** START ENTRIES SUPPLIED **

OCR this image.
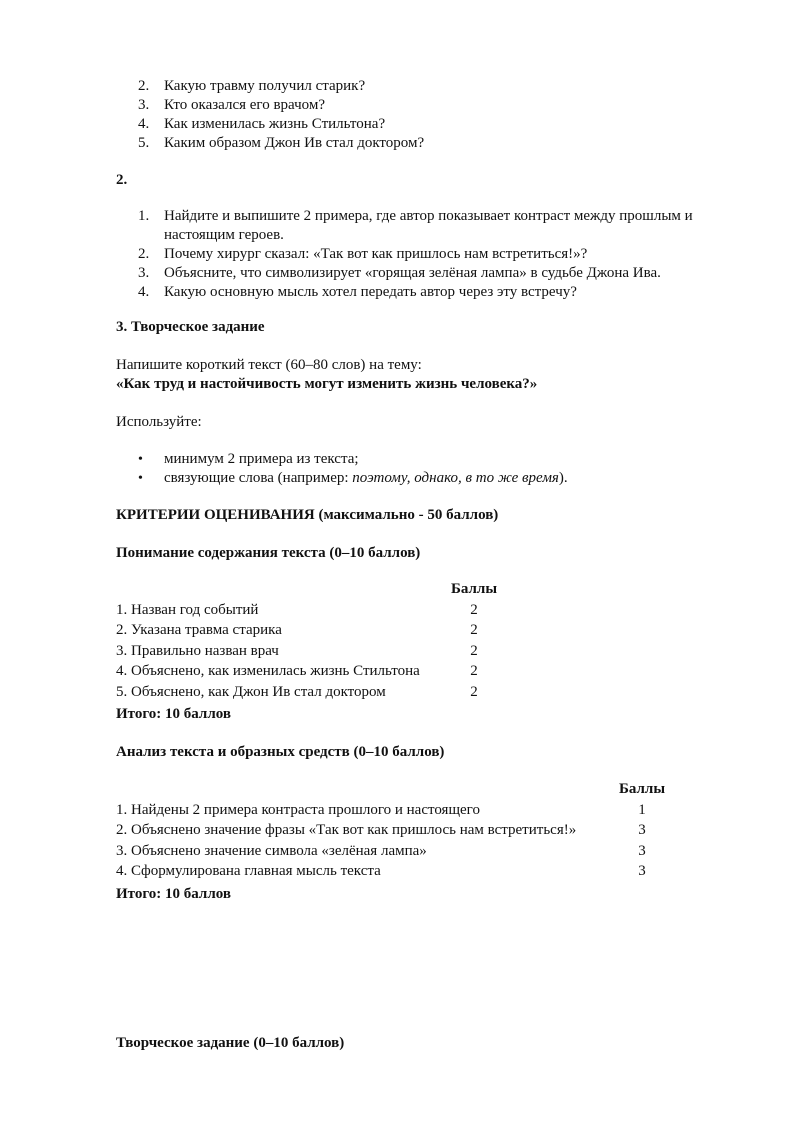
2. Какую травму получил старик?
3. Кто оказался его врачом?
4. Как изменилась жизнь Стильтона?
5. Каким образом Джон Ив стал доктором?
2.
1. Найдите и выпишите 2 примера, где автор показывает контраст между прошлым и настоящим героев.
2. Почему хирург сказал: «Так вот как пришлось нам встретиться!»?
3. Объясните, что символизирует «горящая зелёная лампа» в судьбе Джона Ива.
4. Какую основную мысль хотел передать автор через эту встречу?
3. Творческое задание
Напишите короткий текст (60–80 слов) на тему:
«Как труд и настойчивость могут изменить жизнь человека?»
Используйте:
• минимум 2 примера из текста;
• связующие слова (например: поэтому, однако, в то же время).
КРИТЕРИИ ОЦЕНИВАНИЯ (максимально - 50 баллов)
Понимание содержания текста (0–10 баллов)
	Баллы
1. Назван год событий	2
2. Указана травма старика	2
3. Правильно назван врач	2
4. Объяснено, как изменилась жизнь Стильтона	2
5. Объяснено, как Джон Ив стал доктором	2
Итого: 10 баллов
Анализ текста и образных средств (0–10 баллов)
	Баллы
1. Найдены 2 примера контраста прошлого и настоящего	1
2. Объяснено значение фразы «Так вот как пришлось нам встретиться!»	3
3. Объяснено значение символа «зелёная лампа»	3
4. Сформулирована главная мысль текста	3
Итого: 10 баллов
Творческое задание (0–10 баллов)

** END ENTRIES SUPPLIED **

> [WHAT YOU SHOULD DO]:
Find the lines above holding the word "встретиться" and show them.

> [RESPONSE BELOW]:
2. Почему хирург сказал: «Так вот как пришлось нам встретиться!»?
2. Объяснено значение фразы «Так вот как пришлось нам встретиться!»	3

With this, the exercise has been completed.